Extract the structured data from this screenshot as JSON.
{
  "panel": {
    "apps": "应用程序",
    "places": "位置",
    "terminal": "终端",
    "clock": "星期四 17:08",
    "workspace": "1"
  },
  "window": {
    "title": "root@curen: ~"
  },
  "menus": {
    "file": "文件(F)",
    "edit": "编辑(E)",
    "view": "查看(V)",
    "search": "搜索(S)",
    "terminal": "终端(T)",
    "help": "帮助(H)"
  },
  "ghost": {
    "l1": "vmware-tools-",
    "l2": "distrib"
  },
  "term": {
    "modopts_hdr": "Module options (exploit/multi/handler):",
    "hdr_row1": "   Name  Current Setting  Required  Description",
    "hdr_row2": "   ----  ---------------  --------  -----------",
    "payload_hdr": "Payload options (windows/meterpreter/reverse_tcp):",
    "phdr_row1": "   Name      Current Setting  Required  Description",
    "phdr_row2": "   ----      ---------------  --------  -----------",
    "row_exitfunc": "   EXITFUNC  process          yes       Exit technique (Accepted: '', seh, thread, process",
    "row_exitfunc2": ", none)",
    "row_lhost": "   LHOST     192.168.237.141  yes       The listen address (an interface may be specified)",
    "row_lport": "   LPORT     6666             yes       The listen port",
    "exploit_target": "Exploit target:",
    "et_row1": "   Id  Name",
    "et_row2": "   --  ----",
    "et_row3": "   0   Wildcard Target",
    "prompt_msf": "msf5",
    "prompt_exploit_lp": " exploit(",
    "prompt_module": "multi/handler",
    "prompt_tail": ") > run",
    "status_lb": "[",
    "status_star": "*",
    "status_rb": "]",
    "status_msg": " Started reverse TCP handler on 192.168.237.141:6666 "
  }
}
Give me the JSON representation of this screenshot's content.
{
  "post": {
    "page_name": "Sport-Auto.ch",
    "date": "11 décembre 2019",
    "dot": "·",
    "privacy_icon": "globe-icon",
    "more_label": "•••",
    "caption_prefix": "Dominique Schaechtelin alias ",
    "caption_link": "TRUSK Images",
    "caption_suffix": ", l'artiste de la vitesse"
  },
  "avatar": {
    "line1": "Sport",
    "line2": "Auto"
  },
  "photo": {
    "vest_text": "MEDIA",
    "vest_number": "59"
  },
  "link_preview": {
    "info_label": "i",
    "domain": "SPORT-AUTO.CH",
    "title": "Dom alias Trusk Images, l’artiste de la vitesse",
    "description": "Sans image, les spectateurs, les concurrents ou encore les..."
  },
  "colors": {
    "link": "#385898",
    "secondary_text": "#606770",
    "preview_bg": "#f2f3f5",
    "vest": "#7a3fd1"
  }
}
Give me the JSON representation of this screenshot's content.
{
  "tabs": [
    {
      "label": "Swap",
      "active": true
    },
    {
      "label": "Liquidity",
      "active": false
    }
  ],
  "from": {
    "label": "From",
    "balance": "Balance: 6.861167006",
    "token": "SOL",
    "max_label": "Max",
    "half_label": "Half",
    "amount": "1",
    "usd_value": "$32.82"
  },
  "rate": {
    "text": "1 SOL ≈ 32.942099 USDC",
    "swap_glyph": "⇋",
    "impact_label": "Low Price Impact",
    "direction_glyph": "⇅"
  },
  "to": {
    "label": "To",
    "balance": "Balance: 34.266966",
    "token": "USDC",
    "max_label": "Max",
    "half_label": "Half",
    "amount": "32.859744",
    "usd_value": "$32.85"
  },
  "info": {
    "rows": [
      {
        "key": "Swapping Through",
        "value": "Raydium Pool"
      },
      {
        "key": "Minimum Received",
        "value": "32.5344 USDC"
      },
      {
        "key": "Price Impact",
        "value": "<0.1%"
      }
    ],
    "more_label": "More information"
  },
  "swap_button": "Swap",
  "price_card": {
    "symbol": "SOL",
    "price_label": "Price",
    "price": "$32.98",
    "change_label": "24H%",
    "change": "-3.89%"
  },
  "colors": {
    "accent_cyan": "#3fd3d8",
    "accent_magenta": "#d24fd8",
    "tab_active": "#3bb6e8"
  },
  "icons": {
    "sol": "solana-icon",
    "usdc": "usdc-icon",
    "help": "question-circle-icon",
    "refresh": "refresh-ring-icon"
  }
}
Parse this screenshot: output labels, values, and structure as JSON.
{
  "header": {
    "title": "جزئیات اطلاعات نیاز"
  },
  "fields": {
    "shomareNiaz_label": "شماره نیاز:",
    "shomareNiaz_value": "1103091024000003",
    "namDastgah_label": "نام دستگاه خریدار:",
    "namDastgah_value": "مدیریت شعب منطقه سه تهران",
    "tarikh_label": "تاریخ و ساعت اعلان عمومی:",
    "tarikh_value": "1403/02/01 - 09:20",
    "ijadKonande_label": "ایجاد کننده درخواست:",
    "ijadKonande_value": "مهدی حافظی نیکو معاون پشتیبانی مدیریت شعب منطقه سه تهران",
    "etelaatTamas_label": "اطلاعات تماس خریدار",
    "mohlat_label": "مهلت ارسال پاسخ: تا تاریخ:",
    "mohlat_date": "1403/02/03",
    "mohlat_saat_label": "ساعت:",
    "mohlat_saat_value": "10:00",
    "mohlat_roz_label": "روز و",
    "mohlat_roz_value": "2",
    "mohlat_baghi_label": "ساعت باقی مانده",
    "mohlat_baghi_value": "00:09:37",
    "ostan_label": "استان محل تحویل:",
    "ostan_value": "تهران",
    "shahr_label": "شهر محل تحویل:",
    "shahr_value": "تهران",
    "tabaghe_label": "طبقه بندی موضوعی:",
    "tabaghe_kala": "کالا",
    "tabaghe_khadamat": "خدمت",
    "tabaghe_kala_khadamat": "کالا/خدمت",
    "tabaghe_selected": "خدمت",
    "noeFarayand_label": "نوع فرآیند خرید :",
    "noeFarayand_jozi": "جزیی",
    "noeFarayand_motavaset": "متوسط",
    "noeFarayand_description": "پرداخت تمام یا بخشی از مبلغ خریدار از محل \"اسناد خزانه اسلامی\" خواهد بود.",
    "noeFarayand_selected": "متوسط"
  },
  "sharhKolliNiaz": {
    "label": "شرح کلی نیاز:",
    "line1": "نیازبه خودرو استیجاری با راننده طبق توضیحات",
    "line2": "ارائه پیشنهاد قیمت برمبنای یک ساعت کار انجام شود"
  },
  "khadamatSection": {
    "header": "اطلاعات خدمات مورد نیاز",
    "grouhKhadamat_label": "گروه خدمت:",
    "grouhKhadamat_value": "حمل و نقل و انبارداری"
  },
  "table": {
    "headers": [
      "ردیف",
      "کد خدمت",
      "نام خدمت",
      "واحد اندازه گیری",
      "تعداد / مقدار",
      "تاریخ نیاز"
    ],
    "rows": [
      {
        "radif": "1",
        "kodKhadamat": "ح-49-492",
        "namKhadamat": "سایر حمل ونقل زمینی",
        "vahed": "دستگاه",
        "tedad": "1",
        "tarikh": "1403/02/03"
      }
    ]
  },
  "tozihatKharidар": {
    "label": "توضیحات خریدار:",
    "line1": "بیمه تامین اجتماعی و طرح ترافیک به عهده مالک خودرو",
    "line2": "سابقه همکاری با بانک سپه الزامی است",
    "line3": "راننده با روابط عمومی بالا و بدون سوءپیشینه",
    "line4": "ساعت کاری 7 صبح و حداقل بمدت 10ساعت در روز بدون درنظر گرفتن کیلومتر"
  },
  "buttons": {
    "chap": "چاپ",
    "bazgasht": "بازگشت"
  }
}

- - - - - - -

Read the data above. Pull out each line in which the string "Required" appears.

    "hdr_row1": "   Name  Current Setting  Required  Description",
    "phdr_row1": "   Name      Current Setting  Required  Description",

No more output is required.